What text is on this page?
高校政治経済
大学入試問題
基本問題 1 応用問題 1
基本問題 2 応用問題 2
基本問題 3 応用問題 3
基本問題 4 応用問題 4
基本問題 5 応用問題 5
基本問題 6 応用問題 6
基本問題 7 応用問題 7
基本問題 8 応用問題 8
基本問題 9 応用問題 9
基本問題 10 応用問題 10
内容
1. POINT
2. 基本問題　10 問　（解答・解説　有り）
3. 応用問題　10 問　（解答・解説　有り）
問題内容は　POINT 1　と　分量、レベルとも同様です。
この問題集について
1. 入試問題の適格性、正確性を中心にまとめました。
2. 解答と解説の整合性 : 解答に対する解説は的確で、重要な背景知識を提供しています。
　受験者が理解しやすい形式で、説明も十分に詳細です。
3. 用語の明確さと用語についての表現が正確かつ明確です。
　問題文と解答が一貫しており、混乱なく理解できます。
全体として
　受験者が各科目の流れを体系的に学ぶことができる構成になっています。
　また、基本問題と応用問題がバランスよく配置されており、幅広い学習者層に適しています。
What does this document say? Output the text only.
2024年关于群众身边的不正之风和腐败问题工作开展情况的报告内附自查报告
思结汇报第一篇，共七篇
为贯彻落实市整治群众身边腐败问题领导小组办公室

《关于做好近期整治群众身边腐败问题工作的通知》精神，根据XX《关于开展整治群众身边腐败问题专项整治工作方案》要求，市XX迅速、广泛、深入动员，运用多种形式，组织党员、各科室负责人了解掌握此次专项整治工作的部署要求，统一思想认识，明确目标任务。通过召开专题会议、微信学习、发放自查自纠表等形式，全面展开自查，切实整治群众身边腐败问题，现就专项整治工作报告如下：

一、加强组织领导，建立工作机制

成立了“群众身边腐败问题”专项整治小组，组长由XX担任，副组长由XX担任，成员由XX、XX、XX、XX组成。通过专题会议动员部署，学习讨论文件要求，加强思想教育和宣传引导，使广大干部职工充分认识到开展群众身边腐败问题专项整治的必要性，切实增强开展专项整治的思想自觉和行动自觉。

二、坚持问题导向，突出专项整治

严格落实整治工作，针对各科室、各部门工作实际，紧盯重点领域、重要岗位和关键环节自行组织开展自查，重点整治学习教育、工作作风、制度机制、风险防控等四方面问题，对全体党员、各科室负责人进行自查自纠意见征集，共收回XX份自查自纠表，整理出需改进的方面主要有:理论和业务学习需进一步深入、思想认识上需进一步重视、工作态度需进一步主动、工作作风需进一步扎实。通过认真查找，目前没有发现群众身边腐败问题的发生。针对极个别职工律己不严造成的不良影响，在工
□ □ □ □ □ □ □
▶ [Given instruction]: Reproduce the entries above in full, verbatim.

▶ [Complete answer]:
What text is on this page?
高校政治経済
大学入試問題
基本問題 1 応用問題 1
基本問題 2 応用問題 2
基本問題 3 応用問題 3
基本問題 4 応用問題 4
基本問題 5 応用問題 5
基本問題 6 応用問題 6
基本問題 7 応用問題 7
基本問題 8 応用問題 8
基本問題 9 応用問題 9
基本問題 10 応用問題 10
内容
1. POINT
2. 基本問題　10 問　（解答・解説　有り）
3. 応用問題　10 問　（解答・解説　有り）
問題内容は　POINT 1　と　分量、レベルとも同様です。
この問題集について
1. 入試問題の適格性、正確性を中心にまとめました。
2. 解答と解説の整合性 : 解答に対する解説は的確で、重要な背景知識を提供しています。
　受験者が理解しやすい形式で、説明も十分に詳細です。
3. 用語の明確さと用語についての表現が正確かつ明確です。
　問題文と解答が一貫しており、混乱なく理解できます。
全体として
　受験者が各科目の流れを体系的に学ぶことができる構成になっています。
　また、基本問題と応用問題がバランスよく配置されており、幅広い学習者層に適しています。
What does this document say? Output the text only.
2024年关于群众身边的不正之风和腐败问题工作开展情况的报告内附自查报告
思结汇报第一篇，共七篇
为贯彻落实市整治群众身边腐败问题领导小组办公室

《关于做好近期整治群众身边腐败问题工作的通知》精神，根据XX《关于开展整治群众身边腐败问题专项整治工作方案》要求，市XX迅速、广泛、深入动员，运用多种形式，组织党员、各科室负责人了解掌握此次专项整治工作的部署要求，统一思想认识，明确目标任务。通过召开专题会议、微信学习、发放自查自纠表等形式，全面展开自查，切实整治群众身边腐败问题，现就专项整治工作报告如下：

一、加强组织领导，建立工作机制

成立了“群众身边腐败问题”专项整治小组，组长由XX担任，副组长由XX担任，成员由XX、XX、XX、XX组成。通过专题会议动员部署，学习讨论文件要求，加强思想教育和宣传引导，使广大干部职工充分认识到开展群众身边腐败问题专项整治的必要性，切实增强开展专项整治的思想自觉和行动自觉。

二、坚持问题导向，突出专项整治

严格落实整治工作，针对各科室、各部门工作实际，紧盯重点领域、重要岗位和关键环节自行组织开展自查，重点整治学习教育、工作作风、制度机制、风险防控等四方面问题，对全体党员、各科室负责人进行自查自纠意见征集，共收回XX份自查自纠表，整理出需改进的方面主要有:理论和业务学习需进一步深入、思想认识上需进一步重视、工作态度需进一步主动、工作作风需进一步扎实。通过认真查找，目前没有发现群众身边腐败问题的发生。针对极个别职工律己不严造成的不良影响，在工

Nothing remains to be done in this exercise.